"""

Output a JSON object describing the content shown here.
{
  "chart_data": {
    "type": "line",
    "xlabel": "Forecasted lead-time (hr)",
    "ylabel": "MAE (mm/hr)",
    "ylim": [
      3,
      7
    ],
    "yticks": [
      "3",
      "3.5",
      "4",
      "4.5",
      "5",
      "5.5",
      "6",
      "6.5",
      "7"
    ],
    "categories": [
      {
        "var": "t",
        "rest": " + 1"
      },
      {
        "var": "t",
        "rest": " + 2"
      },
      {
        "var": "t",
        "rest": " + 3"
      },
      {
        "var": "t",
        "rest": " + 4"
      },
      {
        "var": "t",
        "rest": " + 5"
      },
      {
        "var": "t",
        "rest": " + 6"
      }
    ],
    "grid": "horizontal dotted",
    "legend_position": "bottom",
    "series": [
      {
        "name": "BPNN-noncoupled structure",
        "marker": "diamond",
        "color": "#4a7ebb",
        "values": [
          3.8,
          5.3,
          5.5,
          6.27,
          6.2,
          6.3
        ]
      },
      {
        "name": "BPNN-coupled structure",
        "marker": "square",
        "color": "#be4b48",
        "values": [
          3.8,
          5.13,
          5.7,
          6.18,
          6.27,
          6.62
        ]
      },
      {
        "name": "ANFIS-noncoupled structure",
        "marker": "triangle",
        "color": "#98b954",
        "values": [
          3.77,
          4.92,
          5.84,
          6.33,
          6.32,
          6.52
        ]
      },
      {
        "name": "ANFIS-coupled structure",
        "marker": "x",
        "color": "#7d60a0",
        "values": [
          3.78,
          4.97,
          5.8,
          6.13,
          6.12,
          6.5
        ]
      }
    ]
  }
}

"""

_Stated problem_
Please output the entire listing exactly as it stands.

_In response_
Output a JSON object describing the content shown here.
{
  "chart_data": {
    "type": "line",
    "xlabel": "Forecasted lead-time (hr)",
    "ylabel": "MAE (mm/hr)",
    "ylim": [
      3,
      7
    ],
    "yticks": [
      "3",
      "3.5",
      "4",
      "4.5",
      "5",
      "5.5",
      "6",
      "6.5",
      "7"
    ],
    "categories": [
      {
        "var": "t",
        "rest": " + 1"
      },
      {
        "var": "t",
        "rest": " + 2"
      },
      {
        "var": "t",
        "rest": " + 3"
      },
      {
        "var": "t",
        "rest": " + 4"
      },
      {
        "var": "t",
        "rest": " + 5"
      },
      {
        "var": "t",
        "rest": " + 6"
      }
    ],
    "grid": "horizontal dotted",
    "legend_position": "bottom",
    "series": [
      {
        "name": "BPNN-noncoupled structure",
        "marker": "diamond",
        "color": "#4a7ebb",
        "values": [
          3.8,
          5.3,
          5.5,
          6.27,
          6.2,
          6.3
        ]
      },
      {
        "name": "BPNN-coupled structure",
        "marker": "square",
        "color": "#be4b48",
        "values": [
          3.8,
          5.13,
          5.7,
          6.18,
          6.27,
          6.62
        ]
      },
      {
        "name": "ANFIS-noncoupled structure",
        "marker": "triangle",
        "color": "#98b954",
        "values": [
          3.77,
          4.92,
          5.84,
          6.33,
          6.32,
          6.52
        ]
      },
      {
        "name": "ANFIS-coupled structure",
        "marker": "x",
        "color": "#7d60a0",
        "values": [
          3.78,
          4.97,
          5.8,
          6.13,
          6.12,
          6.5
        ]
      }
    ]
  }
}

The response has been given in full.